Your answer is a single number: how many lines hold the word "должны"?

▶ _Stored records_
----------------

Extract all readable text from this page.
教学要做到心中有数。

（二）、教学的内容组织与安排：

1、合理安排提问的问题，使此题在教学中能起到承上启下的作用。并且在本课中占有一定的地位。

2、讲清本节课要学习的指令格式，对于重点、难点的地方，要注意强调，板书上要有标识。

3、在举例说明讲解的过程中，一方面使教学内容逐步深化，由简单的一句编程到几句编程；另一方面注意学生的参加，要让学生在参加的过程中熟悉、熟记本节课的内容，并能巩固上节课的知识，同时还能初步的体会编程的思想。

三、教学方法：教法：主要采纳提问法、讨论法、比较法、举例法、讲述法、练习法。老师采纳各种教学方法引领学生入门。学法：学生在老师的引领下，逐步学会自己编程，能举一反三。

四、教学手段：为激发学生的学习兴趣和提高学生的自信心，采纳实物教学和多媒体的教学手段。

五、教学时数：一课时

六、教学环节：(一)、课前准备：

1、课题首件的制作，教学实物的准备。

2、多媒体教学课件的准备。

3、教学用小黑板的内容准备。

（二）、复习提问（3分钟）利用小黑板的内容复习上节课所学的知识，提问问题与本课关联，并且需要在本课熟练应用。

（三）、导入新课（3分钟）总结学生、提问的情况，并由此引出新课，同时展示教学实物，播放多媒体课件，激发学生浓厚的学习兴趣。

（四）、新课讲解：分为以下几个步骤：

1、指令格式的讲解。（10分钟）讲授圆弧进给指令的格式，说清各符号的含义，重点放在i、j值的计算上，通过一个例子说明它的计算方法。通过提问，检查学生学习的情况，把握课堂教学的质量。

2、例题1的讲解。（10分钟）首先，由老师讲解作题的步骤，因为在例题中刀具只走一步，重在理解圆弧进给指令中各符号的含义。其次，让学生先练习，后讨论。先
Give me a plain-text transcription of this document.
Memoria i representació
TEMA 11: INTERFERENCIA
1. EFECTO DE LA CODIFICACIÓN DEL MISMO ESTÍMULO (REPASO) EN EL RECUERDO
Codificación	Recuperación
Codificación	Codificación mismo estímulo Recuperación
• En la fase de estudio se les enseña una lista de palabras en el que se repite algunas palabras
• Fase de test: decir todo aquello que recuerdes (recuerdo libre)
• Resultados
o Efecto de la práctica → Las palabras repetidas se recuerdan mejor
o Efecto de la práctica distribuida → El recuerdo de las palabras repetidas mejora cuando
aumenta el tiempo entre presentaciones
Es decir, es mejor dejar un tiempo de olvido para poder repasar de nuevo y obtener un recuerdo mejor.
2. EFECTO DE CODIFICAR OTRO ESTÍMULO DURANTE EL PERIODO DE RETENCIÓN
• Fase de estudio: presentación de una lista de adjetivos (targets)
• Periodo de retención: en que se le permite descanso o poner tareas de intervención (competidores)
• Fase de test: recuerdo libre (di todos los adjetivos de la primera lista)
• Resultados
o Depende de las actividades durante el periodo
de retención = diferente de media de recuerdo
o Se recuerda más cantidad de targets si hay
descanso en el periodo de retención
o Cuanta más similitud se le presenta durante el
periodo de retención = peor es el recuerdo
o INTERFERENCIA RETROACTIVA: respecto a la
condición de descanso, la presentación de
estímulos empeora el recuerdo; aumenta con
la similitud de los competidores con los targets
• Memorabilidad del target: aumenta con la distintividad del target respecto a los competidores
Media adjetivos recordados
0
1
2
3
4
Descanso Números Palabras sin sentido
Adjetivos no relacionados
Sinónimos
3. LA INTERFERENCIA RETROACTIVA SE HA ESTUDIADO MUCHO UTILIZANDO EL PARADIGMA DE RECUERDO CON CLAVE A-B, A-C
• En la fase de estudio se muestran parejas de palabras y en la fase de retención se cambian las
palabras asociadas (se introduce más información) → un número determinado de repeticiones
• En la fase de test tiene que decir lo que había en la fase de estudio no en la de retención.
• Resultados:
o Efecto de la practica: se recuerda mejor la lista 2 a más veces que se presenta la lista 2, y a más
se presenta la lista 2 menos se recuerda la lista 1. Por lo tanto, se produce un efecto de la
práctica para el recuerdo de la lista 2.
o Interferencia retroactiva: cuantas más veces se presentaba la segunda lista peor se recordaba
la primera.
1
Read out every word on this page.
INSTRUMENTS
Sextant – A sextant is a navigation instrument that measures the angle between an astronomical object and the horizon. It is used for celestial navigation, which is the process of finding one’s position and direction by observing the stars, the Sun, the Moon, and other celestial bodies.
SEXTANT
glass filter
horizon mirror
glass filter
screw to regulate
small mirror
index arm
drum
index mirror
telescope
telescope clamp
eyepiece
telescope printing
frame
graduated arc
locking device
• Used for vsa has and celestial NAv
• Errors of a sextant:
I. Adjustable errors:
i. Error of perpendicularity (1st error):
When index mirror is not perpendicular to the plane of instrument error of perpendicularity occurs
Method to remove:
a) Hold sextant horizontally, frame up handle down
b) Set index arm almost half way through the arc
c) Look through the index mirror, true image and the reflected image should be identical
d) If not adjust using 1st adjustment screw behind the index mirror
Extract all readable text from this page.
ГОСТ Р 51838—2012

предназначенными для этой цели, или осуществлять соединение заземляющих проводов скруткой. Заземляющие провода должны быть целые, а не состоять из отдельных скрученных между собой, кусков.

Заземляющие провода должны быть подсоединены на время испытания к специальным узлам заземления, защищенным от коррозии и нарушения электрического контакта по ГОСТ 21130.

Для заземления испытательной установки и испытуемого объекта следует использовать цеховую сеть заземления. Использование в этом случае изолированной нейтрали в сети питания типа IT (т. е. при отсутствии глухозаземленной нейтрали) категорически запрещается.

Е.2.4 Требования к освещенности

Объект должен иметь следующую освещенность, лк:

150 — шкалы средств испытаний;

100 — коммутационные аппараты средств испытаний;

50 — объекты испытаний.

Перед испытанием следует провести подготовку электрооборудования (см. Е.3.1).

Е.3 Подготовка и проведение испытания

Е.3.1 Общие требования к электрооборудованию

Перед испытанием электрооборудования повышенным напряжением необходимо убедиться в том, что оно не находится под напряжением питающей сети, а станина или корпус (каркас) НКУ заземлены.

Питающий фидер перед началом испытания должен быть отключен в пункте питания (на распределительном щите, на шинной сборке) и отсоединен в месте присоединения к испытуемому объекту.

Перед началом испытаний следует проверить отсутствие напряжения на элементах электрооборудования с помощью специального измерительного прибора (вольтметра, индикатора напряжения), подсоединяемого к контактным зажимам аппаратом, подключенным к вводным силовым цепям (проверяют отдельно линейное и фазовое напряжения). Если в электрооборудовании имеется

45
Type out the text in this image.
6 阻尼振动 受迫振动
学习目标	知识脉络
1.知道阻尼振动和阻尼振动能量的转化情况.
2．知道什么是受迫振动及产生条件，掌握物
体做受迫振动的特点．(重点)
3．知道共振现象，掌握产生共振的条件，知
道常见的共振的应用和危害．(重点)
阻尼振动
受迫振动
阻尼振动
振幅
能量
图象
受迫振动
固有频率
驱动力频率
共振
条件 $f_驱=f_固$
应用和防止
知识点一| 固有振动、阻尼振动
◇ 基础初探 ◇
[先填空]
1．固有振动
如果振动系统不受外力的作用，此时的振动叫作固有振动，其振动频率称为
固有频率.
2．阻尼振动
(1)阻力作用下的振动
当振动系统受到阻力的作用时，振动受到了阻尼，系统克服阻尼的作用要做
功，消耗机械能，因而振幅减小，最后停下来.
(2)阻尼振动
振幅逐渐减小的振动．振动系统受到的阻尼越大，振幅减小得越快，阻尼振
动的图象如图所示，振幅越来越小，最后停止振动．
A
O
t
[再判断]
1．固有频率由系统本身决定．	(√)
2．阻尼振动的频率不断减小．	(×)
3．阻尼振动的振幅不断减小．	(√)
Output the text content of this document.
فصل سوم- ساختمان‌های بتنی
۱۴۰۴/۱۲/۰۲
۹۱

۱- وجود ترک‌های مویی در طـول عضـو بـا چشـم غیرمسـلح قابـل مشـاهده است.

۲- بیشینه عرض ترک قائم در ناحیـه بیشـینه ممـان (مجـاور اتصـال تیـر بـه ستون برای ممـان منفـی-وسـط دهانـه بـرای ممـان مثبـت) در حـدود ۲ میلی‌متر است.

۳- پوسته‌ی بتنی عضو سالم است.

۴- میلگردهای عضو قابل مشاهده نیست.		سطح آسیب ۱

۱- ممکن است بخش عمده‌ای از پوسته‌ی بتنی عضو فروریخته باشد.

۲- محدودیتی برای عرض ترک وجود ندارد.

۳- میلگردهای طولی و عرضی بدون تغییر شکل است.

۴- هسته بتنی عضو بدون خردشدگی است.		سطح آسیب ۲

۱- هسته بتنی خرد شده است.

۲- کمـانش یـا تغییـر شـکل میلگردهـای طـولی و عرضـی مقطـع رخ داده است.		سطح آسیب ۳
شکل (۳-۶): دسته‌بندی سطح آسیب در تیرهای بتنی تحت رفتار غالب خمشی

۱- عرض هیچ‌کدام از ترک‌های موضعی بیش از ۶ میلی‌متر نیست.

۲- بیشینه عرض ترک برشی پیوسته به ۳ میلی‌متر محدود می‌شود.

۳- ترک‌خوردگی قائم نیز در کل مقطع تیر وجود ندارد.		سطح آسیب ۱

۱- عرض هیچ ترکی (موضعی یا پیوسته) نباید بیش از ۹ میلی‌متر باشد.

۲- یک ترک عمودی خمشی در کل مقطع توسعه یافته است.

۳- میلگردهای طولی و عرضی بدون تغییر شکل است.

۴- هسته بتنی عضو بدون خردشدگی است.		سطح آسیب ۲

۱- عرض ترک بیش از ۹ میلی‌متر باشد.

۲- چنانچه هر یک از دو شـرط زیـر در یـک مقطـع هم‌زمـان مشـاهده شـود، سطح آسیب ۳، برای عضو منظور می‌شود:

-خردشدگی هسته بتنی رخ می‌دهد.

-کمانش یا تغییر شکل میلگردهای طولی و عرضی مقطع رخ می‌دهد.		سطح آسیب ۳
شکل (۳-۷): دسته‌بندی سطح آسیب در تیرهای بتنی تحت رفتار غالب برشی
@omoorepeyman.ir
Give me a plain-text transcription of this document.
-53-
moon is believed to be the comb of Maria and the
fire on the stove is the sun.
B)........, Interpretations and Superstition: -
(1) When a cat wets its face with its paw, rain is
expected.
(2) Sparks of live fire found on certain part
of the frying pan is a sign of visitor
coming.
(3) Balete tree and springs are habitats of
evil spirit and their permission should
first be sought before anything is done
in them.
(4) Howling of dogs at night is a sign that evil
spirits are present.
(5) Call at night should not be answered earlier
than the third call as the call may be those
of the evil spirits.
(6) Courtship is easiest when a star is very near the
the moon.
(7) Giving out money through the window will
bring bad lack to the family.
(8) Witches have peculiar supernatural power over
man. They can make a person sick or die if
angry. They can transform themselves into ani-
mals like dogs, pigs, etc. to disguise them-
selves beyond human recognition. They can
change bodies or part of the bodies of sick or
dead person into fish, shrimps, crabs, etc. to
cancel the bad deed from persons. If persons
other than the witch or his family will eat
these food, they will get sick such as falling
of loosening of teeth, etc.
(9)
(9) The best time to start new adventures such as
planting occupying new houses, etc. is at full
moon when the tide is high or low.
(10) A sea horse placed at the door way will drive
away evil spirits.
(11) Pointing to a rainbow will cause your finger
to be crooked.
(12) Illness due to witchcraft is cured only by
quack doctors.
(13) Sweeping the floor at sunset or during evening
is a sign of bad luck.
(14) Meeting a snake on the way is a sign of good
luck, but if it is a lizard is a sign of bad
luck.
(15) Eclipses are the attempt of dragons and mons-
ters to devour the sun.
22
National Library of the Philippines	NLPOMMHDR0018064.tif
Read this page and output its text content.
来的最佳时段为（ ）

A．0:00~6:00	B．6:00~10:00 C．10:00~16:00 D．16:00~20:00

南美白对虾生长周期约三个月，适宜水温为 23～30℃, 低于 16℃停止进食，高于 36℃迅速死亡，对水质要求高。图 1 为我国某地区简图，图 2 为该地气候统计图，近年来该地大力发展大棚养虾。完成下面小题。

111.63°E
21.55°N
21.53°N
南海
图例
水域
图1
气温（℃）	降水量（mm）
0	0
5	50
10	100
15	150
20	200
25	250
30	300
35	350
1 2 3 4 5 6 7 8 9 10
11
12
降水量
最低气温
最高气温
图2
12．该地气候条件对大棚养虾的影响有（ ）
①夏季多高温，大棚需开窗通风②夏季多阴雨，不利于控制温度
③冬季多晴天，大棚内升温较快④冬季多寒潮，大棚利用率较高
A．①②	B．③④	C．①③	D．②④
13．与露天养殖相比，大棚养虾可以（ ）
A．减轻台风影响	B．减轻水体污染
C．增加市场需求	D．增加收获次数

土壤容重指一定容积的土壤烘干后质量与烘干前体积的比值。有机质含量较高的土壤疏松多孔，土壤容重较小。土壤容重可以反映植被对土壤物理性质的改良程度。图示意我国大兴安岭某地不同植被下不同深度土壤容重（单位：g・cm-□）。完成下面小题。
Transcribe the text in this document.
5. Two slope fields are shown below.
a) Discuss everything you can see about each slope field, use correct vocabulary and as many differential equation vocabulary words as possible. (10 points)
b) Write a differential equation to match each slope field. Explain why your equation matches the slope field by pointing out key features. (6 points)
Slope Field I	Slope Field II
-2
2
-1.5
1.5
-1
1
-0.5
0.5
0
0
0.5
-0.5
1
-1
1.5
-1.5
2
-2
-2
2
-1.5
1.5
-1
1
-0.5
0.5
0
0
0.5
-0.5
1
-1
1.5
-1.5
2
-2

----------------

▶ _Solution to the exercise_
2